AIM: Put everything from the line containing "x-tick-label: −5 [699, 473, 724, 493]" down to the line containing "colorbar-swatch [51, 57, 132, 89]" into a Markdown table with columns n and Line, one row per line, leaving out blank lines.

--- START EXTRACTED RECORDS ---

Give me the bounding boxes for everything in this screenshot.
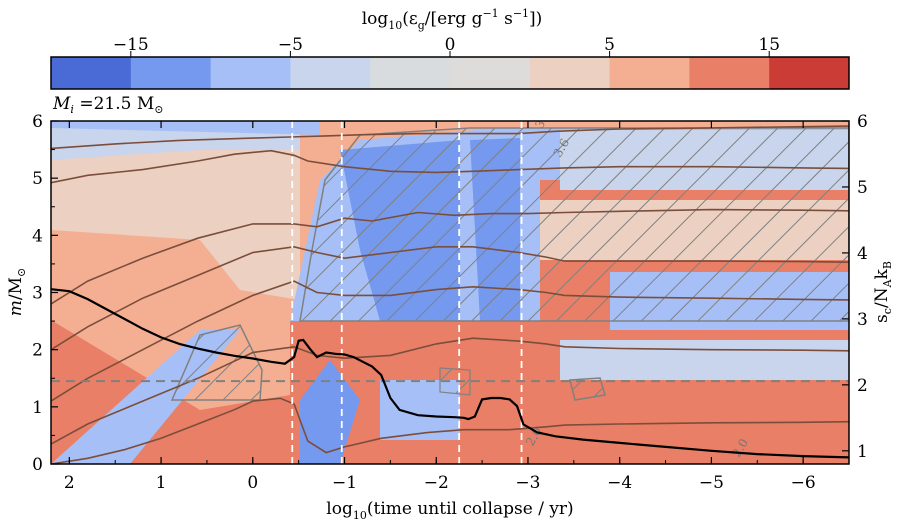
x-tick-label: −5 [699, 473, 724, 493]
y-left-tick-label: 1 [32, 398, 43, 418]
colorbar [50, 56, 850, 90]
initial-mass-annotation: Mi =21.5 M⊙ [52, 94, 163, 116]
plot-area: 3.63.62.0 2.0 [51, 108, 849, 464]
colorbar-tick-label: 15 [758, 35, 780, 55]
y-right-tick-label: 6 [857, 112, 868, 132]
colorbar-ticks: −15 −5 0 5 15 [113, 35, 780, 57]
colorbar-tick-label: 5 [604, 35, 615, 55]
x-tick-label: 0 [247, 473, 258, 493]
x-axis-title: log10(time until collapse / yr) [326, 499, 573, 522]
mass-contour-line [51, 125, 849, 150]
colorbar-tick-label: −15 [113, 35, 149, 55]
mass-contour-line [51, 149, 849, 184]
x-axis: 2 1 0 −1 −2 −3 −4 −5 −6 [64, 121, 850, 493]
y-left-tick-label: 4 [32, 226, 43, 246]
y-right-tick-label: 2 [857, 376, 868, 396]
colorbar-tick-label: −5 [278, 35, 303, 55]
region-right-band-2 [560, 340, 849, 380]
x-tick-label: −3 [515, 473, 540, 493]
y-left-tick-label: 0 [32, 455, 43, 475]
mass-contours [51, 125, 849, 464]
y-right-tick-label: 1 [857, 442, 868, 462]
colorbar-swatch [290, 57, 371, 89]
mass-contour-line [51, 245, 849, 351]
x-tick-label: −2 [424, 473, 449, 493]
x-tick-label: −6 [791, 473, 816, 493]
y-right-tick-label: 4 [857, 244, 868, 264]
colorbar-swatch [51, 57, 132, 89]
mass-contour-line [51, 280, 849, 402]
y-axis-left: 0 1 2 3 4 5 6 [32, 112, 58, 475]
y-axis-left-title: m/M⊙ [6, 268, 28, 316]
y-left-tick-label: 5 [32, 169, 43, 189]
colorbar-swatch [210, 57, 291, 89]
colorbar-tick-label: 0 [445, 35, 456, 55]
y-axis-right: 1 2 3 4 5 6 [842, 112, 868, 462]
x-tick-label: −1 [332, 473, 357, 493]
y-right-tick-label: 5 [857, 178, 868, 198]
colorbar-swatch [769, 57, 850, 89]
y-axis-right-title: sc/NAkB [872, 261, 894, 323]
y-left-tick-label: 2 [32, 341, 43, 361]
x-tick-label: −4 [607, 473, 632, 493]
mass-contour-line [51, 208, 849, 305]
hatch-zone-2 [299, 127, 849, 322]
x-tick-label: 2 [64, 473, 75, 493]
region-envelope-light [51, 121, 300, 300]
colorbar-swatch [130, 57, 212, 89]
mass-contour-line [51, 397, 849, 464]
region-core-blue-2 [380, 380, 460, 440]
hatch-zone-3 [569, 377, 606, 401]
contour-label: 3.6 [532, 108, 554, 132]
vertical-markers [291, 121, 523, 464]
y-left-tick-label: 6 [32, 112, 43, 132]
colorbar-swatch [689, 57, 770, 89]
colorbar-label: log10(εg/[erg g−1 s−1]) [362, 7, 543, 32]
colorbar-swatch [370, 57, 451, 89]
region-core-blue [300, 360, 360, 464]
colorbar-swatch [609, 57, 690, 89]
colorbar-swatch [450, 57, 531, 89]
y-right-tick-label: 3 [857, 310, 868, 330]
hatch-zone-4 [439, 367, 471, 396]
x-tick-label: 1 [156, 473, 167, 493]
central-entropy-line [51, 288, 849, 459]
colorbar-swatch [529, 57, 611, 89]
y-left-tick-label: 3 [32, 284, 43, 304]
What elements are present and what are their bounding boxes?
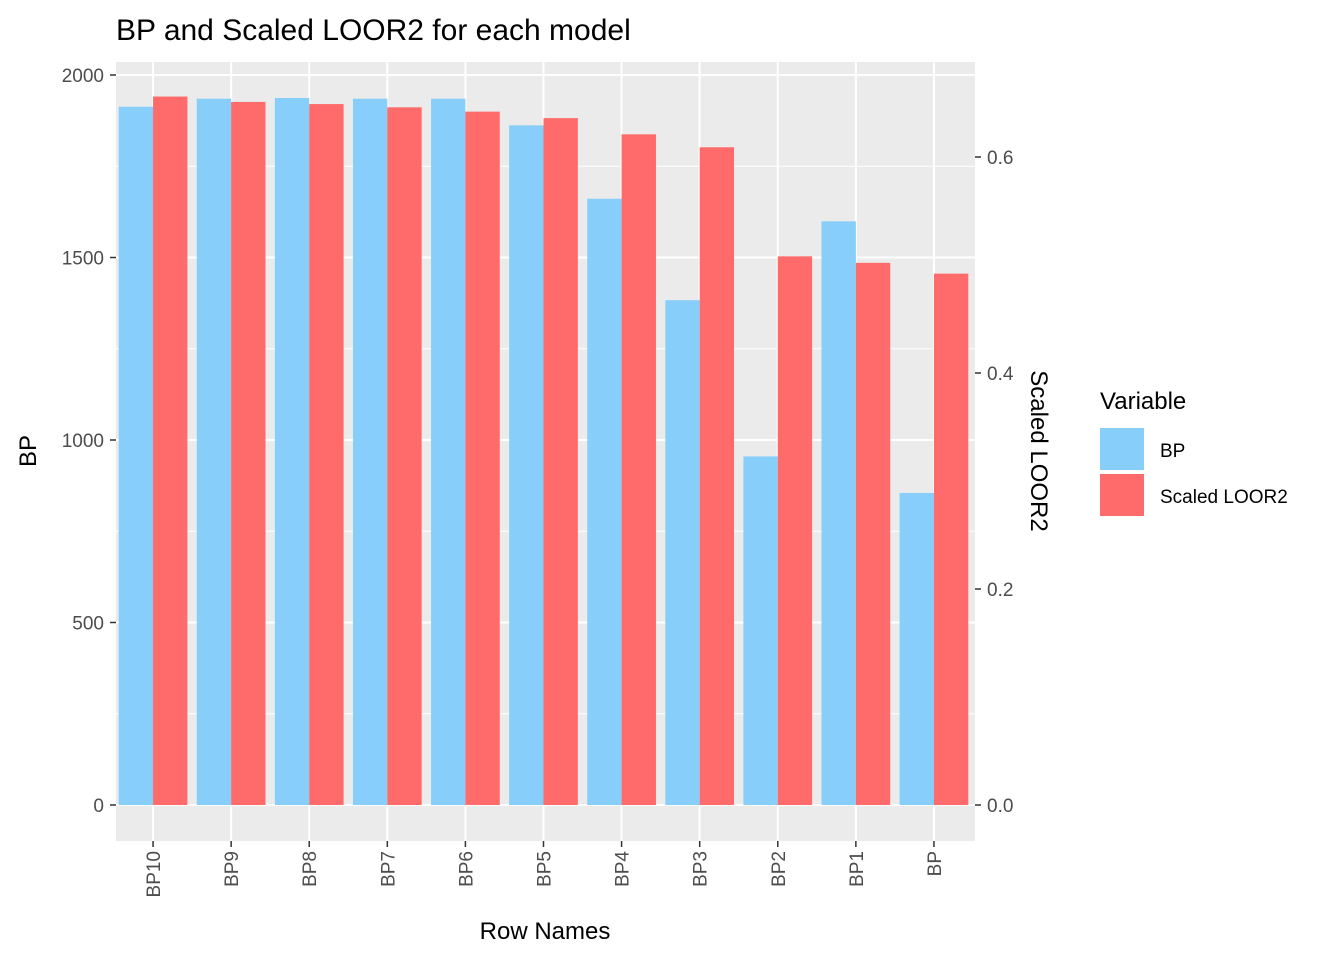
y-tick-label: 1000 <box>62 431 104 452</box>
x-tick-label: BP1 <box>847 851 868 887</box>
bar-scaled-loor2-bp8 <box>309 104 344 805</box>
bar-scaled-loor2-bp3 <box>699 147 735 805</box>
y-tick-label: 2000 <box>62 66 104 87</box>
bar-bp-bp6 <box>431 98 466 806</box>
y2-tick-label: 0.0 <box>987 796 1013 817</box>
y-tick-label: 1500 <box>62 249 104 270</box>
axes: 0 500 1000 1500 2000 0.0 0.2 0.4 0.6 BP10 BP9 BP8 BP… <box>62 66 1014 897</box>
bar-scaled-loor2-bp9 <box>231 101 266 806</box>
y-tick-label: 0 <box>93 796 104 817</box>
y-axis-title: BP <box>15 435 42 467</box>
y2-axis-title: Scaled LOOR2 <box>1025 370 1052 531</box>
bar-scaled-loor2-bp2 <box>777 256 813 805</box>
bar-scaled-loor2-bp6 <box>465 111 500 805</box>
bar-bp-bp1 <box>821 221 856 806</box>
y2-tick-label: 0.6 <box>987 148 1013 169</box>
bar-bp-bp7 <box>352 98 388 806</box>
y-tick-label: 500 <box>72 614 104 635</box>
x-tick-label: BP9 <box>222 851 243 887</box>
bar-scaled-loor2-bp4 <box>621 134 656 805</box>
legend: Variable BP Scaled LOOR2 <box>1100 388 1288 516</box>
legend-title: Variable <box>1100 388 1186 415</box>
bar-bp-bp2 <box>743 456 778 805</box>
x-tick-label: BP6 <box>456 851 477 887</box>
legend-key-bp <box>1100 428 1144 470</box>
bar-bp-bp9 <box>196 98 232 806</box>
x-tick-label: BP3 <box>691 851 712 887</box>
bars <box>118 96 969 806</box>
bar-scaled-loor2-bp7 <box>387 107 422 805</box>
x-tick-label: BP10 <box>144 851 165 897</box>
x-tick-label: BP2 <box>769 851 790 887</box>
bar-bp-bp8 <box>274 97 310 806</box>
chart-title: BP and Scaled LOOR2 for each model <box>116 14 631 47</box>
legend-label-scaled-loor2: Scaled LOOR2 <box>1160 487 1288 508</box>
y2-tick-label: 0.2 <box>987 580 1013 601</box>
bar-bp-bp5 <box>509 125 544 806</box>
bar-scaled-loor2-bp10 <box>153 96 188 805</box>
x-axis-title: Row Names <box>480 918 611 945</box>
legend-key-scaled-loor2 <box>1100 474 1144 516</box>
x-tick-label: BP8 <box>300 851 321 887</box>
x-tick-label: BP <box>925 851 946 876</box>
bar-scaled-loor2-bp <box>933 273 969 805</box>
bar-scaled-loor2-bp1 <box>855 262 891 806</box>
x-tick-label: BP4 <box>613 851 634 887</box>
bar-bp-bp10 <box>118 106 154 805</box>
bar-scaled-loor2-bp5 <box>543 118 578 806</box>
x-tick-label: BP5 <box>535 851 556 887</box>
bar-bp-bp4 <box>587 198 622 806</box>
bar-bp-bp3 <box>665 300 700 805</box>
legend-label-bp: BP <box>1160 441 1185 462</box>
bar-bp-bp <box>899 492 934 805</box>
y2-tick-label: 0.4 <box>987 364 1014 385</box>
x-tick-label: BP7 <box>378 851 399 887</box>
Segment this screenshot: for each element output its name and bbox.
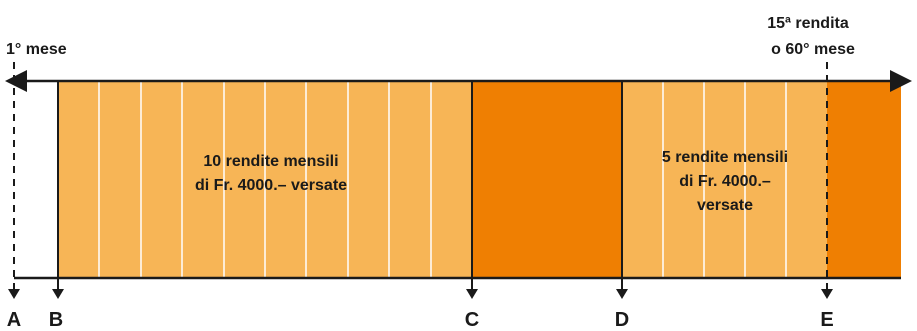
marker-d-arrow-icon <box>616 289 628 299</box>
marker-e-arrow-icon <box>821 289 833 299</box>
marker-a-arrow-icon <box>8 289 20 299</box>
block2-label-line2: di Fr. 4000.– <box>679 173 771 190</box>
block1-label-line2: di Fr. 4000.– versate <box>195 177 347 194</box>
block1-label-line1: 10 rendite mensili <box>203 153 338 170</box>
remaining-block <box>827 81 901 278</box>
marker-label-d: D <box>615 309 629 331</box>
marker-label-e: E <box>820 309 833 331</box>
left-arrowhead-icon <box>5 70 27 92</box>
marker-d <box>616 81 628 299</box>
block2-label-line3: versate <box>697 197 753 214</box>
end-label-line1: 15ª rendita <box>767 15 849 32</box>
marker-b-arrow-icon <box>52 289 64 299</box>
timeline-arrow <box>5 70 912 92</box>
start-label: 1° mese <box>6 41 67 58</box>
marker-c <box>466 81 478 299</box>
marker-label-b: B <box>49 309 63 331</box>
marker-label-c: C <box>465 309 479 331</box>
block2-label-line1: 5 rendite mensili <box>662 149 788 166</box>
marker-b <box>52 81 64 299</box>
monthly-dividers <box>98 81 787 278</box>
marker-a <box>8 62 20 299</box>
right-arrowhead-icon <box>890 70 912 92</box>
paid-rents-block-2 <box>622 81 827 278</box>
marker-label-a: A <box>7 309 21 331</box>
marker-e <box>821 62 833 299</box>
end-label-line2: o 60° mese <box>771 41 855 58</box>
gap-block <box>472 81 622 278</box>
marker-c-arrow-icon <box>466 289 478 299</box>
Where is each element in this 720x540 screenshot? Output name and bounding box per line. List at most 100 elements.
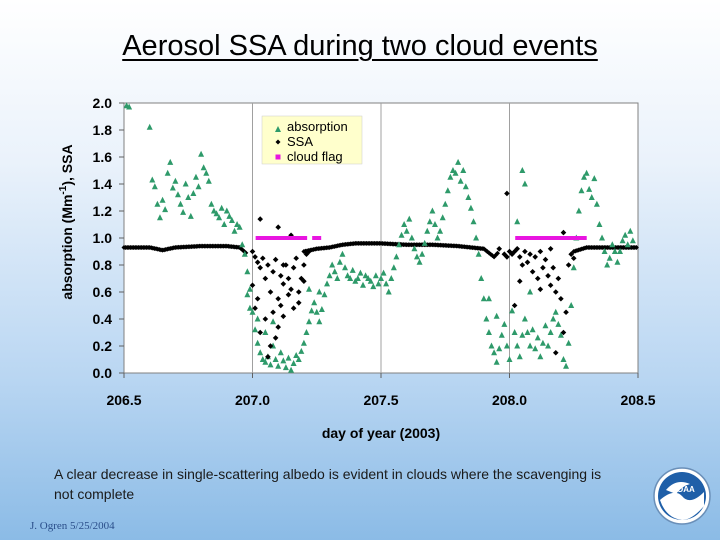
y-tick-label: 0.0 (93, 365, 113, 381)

--- END EXTRACTED RECORDS ---

ANSWER IN FULL:
| n | Line |
|---|---|
| 1 | x-tick-label: −5 [699, 473, 724, 493] |
| 2 | y-left-tick-label: 1 [32, 398, 43, 418] |
| 3 | colorbar [50, 56, 850, 90] |
| 4 | initial-mass-annotation: Mi =21.5 M⊙ [52, 94, 163, 116] |
| 5 | plot-area: 3.63.62.0 2.0 [51, 108, 849, 464] |
| 6 | colorbar-tick-label: 15 [758, 35, 780, 55] |
| 7 | y-right-tick-label: 6 [857, 112, 868, 132] |
| 8 | colorbar-ticks: −15 −5 0 5 15 [113, 35, 780, 57] |
| 9 | colorbar-tick-label: 5 [604, 35, 615, 55] |
| 10 | x-tick-label: 0 [247, 473, 258, 493] |
| 11 | x-axis-title: log10(time until collapse / yr) [326, 499, 573, 522] |
| 12 | mass-contour-line [51, 125, 849, 150] |
| 13 | colorbar-tick-label: −15 [113, 35, 149, 55] |
| 14 | mass-contour-line [51, 149, 849, 184] |
| 15 | x-axis: 2 1 0 −1 −2 −3 −4 −5 −6 [64, 121, 850, 493] |
| 16 | y-left-tick-label: 4 [32, 226, 43, 246] |
| 17 | y-right-tick-label: 2 [857, 376, 868, 396] |
| 18 | colorbar-tick-label: −5 [278, 35, 303, 55] |
| 19 | region-right-band-2 [560, 340, 849, 380] |
| 20 | x-tick-label: −3 [515, 473, 540, 493] |
| 21 | y-left-tick-label: 0 [32, 455, 43, 475] |
| 22 | mass-contours [51, 125, 849, 464] |
| 23 | y-right-tick-label: 1 [857, 442, 868, 462] |
| 24 | colorbar-swatch [290, 57, 371, 89] |
| 25 | mass-contour-line [51, 245, 849, 351] |
| 26 | x-tick-label: −2 [424, 473, 449, 493] |
| 27 | x-tick-label: −6 [791, 473, 816, 493] |
| 28 | y-right-tick-label: 4 [857, 244, 868, 264] |
| 29 | colorbar-swatch [51, 57, 132, 89] |